● **Supplied passage**:
▼

VoiceOver is an accessibility feature introduced on iPhone since 2009. Users can receive auditory feedback by gliding finger over the screen content, and use a split-tap (i.e., touching an item with one finger while tapping the screen with another finger) to confirm selection. A single-finger swipe will move the readout focus to the next item, which matches blind users’ mental model of navigation. But as Vidal and Lefevre report in their comparison study [4], users find it is difficult to discover and accurately reproduce certain gestures with VoiceOver.

Several Braille-based typing techniques were adopted on touchscreens to support eyes-free data entry (e.g., BrailleTouch [5], PerkInput [6], and TypeInBraille [7]). Although these methods have significantly improved typing efficiency and accuracy, they have limited application as fewer than 10 percent of the legally blind people in the United States can use Braille [8]. Meanwhile, it is difficult to generalize these accessible text entry methods for information browsing tasks on touchscreens.

To evaluate the effectiveness of gesture designs, Oliveira et al. [9] compared four methods: QWERTY, MultiTap, NavTouch, and BrailleType. They conclude that blind users with low spatial skills are unlikely to perform well with QWERTY and MultiTap. But NavTouch and MultiTap are more demanding regarding memory and attention. Multi-touch interaction such as split-tap is ineffective for users with low pressure sensitivity. Multi-touch gestures were not chosen in this investigation because they require two-hand operations for mobile users.

Various haptic overlay solutions have also been explored to compensate the absence of tactile feedback on touchscreens. Touchplates [10] uses inexpensive plastic guides on the touchscreen and can be recognized by the underlying software application. This approach is low-cost and easy to adapt, but it is unlikely that users will carry a set of static Touchplates for real-world uses.

MudPad [11] uses electromagnets combined with an overlay of magnetorheological fluid to create instant multi-point perceivable feedback, from different levels of surface softness to dynamically changeable textures. Similarly, Thermal signs [12] use Peltier micropumps as temperature dots to develop simple graphics to introduce dynamic tactile feedback to touchscreen interaction. Usability evaluation is not yet available for these methods. Further investigations are needed to examine their effectiveness, efficiency, and development cost.

Compared to texture or temperature based touch feedback, physical buttons provide more intuitive and effective tactile cues. To create physical buttons that can be dynamically controlled, Harrison and Hudson propose a technique [13] to raise, recess, or remove pre-defined buttons on touch interfaces. Following this approach, Tactus Tactile layer [2] uses dynamic microfluidic pressure to raise buttons on demand. Research in these areas has shed light to a promising future, where physical buttons on touchscreens can be shaped and located on the fly.

In summary, gesture interaction allows fast but less accurate input. It brings new challenges to the blind community as 82 % of the blind people are 50 years and older [1] and many have cognitive or motor disabilities [14]. It is difficult for them to remember, distinguish, and accurately reproduce the required gestures like sighted users [15]. Tactile feedback helps. However, the static or predefined physical overlays suffer from their inflexibility. Assistive reading software offers auditory feedback about the visual contents, but a great deal of navigational information is often lost in the readout.

▲

● **Material supplied**:
▼

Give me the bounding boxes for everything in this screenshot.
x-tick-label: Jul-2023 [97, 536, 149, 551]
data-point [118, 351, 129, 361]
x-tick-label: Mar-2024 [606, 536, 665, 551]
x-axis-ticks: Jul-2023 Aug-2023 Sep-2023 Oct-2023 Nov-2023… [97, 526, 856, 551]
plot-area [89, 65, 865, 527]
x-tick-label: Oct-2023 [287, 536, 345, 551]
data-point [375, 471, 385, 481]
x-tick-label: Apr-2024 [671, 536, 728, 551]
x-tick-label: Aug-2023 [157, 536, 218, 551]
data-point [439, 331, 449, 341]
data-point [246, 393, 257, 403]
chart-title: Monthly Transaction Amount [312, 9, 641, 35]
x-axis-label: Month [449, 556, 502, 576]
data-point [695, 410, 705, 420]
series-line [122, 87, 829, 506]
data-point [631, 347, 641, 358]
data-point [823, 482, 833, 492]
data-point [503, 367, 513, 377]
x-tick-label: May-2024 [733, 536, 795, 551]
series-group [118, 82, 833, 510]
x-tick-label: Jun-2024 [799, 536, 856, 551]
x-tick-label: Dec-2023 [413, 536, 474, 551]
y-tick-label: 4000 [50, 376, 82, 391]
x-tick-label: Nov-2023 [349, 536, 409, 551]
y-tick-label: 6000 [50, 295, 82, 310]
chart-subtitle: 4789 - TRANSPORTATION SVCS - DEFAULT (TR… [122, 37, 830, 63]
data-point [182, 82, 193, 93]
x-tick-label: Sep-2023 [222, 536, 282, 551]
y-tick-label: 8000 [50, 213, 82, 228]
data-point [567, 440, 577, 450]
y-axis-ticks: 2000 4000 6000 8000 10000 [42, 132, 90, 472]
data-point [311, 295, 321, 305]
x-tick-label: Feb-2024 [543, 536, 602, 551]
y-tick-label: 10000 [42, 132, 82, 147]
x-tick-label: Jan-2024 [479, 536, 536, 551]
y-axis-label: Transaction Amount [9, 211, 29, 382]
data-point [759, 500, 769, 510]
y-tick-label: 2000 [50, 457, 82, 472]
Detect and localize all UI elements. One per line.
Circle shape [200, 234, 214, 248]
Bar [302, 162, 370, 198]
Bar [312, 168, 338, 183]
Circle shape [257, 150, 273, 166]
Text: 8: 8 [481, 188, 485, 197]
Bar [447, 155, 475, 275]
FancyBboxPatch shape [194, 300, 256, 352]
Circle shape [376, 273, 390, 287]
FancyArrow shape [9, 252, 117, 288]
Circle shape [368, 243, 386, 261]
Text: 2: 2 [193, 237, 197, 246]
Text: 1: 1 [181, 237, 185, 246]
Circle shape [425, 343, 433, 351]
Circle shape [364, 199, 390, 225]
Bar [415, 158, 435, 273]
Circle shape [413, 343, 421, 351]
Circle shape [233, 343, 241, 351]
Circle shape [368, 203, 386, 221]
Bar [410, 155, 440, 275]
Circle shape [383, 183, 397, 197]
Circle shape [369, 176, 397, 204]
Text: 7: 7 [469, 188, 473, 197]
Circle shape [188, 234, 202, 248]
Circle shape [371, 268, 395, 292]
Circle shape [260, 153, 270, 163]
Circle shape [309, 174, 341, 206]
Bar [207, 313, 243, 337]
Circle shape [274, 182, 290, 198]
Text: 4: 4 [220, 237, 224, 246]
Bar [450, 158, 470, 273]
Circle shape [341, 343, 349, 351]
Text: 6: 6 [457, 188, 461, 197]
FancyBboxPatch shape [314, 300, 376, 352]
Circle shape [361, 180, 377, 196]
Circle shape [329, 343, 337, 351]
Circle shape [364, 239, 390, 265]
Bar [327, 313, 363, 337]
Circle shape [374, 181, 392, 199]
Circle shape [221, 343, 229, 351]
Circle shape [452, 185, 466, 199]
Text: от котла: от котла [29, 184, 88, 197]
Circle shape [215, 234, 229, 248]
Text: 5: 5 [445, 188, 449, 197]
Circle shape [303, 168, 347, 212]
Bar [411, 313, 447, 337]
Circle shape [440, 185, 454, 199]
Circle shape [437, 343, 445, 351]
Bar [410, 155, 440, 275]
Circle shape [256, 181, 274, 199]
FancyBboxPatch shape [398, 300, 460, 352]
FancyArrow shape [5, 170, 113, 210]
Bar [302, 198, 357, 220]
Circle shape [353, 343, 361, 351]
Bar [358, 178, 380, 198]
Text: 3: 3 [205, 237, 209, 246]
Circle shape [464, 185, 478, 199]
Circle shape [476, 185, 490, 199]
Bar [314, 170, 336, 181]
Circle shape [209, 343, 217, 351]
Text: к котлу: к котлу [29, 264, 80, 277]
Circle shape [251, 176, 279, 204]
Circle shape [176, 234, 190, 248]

▲

● **What the task asks**: In the text on touchscreen accessibility for blind users, reproduce the part that opens with the words "Various haptic overlay" and closes with "for real-world uses.", swapping "inexpensive" for "low-priced".

● **Reply to the task**:
Various haptic overlay solutions have also been explored to compensate the absence of tactile feedback on touchscreens. Touchplates [10] uses low-priced plastic guides on the touchscreen and can be recognized by the underlying software application. This approach is low-cost and easy to adapt, but it is unlikely that users will carry a set of static Touchplates for real-world uses.